Scan the entries below and extract each line with the word "أراد" in it.

---------- RECORDS PROVIDED

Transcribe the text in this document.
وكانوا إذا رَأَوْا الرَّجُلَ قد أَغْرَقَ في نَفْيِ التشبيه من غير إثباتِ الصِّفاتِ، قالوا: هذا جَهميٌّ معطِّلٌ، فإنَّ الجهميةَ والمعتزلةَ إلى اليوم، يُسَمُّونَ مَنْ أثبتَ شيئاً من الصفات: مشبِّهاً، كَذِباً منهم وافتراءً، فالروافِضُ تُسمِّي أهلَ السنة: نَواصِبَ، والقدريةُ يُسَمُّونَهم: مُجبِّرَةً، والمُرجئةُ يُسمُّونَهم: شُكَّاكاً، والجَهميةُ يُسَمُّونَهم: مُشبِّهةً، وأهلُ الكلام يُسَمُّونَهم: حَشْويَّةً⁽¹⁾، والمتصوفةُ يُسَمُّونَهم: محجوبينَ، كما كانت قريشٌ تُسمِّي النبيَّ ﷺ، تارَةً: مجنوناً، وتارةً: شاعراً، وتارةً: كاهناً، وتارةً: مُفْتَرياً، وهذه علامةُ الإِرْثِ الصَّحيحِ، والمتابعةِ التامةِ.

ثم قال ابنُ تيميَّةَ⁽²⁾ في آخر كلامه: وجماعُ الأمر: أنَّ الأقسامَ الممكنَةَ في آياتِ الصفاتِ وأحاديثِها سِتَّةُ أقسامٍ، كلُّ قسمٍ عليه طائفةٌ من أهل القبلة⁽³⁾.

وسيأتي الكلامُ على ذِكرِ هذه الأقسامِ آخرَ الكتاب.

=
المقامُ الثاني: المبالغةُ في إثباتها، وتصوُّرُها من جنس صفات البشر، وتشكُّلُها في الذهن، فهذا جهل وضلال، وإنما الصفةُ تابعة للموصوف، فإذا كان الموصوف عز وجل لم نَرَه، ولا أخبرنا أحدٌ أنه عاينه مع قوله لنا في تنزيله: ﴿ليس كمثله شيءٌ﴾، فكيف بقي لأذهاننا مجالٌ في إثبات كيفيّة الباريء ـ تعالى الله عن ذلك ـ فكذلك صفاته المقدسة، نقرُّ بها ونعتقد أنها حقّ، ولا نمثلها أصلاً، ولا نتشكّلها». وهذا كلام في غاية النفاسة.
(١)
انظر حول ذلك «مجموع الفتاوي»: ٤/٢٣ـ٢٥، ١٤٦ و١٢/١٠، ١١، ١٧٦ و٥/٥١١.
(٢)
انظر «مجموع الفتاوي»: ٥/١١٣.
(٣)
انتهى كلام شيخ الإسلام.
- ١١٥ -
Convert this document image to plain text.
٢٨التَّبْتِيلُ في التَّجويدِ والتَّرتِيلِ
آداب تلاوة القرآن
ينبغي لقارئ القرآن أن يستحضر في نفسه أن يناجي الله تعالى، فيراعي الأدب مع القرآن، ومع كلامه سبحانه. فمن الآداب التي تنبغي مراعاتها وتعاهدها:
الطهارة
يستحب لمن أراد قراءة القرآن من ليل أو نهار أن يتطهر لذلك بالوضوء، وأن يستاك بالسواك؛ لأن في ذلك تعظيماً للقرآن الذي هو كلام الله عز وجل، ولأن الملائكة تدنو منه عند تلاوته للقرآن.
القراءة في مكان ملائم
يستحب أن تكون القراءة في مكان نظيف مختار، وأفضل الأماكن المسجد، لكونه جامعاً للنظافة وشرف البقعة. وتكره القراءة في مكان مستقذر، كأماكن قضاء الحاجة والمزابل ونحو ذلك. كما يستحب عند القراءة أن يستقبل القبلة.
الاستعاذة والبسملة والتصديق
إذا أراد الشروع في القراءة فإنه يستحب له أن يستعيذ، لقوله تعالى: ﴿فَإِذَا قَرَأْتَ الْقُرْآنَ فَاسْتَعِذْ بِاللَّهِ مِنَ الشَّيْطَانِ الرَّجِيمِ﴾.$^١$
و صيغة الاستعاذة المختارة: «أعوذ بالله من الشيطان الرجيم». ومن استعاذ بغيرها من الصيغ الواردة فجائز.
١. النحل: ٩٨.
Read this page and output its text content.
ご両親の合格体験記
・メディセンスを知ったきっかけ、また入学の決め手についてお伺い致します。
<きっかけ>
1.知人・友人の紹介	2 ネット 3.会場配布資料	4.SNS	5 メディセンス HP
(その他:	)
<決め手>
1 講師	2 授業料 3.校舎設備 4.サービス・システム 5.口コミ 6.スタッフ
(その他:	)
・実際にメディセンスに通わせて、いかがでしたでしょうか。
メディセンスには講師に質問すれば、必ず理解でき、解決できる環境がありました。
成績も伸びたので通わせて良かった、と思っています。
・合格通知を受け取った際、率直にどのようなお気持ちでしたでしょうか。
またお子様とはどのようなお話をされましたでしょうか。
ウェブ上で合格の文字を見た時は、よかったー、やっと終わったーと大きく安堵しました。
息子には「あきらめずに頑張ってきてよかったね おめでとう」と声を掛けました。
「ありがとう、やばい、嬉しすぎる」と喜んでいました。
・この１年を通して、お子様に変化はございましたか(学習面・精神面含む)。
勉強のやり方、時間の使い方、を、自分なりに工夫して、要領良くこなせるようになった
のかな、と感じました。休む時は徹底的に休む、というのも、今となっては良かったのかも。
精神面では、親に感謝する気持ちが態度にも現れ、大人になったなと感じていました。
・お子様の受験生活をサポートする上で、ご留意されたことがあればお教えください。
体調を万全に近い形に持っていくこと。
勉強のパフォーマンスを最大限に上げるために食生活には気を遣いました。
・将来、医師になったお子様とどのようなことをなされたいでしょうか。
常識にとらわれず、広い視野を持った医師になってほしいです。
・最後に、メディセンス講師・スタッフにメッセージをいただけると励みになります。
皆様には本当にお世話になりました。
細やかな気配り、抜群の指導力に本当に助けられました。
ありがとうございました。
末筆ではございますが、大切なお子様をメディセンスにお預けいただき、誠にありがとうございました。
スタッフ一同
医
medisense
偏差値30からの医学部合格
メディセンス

--------------------

### [SOLUTION TO THIS TASK]
يستحب لمن أراد قراءة القرآن من ليل أو نهار أن يتطهر لذلك بالوضوء، وأن يستاك بالسواك؛ لأن في ذلك تعظيماً للقرآن الذي هو كلام الله عز وجل، ولأن الملائكة تدنو منه عند تلاوته للقرآن.
إذا أراد الشروع في القراءة فإنه يستحب له أن يستعيذ، لقوله تعالى: ﴿فَإِذَا قَرَأْتَ الْقُرْآنَ فَاسْتَعِذْ بِاللَّهِ مِنَ الشَّيْطَانِ الرَّجِيمِ﴾.$^١$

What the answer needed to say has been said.